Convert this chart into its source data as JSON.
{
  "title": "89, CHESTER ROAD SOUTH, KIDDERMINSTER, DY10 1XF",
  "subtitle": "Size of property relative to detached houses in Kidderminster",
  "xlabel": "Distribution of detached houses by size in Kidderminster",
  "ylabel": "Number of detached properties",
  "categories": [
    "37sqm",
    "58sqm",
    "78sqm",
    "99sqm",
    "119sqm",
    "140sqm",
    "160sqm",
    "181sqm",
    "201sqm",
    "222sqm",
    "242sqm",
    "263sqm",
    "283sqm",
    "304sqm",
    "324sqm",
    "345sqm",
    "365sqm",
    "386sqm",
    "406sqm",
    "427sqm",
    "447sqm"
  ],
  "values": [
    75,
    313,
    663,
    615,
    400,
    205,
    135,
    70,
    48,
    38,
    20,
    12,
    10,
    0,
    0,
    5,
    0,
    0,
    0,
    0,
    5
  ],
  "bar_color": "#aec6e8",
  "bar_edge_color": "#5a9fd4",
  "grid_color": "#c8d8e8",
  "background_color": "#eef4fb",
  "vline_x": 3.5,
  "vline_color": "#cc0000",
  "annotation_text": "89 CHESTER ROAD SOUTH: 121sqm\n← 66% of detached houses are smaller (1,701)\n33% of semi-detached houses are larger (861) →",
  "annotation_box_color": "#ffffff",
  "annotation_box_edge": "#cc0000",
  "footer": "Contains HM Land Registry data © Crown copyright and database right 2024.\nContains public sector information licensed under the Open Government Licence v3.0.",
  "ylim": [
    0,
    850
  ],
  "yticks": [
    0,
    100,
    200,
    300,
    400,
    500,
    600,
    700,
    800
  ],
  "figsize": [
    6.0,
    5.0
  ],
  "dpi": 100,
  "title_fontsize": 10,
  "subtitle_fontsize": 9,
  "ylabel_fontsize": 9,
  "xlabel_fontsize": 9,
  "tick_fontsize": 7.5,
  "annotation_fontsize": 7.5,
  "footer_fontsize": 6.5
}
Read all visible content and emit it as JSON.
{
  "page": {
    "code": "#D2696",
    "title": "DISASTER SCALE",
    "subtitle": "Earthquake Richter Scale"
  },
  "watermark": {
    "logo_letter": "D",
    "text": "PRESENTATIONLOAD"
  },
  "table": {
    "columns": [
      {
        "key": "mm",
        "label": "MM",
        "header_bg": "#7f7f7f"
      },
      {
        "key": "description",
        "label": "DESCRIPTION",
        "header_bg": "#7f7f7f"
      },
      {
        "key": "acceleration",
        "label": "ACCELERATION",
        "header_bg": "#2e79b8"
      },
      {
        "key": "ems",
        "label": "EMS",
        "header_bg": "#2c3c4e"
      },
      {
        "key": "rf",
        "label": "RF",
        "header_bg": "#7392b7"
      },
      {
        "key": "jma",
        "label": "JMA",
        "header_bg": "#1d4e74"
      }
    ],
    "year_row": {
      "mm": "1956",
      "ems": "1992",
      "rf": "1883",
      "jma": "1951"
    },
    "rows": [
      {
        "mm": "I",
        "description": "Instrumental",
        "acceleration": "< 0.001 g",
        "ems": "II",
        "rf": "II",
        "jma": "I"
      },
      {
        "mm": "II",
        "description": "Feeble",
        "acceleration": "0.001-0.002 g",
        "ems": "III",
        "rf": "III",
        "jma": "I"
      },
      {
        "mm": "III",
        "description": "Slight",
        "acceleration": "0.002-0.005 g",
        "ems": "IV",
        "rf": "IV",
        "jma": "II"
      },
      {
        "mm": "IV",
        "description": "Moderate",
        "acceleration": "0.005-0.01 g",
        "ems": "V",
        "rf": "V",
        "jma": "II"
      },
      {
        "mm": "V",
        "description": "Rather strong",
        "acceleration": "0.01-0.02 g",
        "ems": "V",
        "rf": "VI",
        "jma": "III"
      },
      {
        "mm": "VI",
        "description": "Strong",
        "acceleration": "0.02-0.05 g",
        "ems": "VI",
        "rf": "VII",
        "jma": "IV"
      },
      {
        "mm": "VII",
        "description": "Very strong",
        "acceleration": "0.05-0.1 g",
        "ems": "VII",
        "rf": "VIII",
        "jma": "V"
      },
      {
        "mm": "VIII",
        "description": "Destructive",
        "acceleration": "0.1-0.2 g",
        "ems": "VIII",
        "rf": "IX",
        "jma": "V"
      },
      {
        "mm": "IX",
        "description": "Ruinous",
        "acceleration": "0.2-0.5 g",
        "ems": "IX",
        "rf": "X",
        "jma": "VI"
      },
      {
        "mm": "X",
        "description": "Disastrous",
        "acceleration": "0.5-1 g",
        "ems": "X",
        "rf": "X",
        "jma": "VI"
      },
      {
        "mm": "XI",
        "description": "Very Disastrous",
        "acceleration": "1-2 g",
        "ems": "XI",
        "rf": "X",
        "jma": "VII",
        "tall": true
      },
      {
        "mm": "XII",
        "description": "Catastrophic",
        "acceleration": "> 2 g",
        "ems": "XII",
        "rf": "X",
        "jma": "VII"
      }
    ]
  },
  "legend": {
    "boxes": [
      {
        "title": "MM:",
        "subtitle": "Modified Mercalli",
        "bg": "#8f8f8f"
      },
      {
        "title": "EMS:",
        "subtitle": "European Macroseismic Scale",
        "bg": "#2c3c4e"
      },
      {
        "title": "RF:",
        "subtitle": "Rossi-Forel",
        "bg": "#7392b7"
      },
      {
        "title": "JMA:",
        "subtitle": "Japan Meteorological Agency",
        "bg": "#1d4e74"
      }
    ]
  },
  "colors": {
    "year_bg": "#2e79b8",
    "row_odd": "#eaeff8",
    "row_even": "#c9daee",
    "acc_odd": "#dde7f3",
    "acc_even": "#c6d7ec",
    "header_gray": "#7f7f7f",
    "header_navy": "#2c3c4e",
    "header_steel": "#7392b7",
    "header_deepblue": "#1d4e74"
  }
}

────────────────────────────────────────

→ Requirement
Extract every line above that contains the word "houses".

→ Task solution
  "subtitle": "Size of property relative to detached houses in Kidderminster",
  "xlabel": "Distribution of detached houses by size in Kidderminster",
  "annotation_text": "89 CHESTER ROAD SOUTH: 121sqm\n← 66% of detached houses are smaller (1,701)\n33% of semi-detached houses are larger (861) →",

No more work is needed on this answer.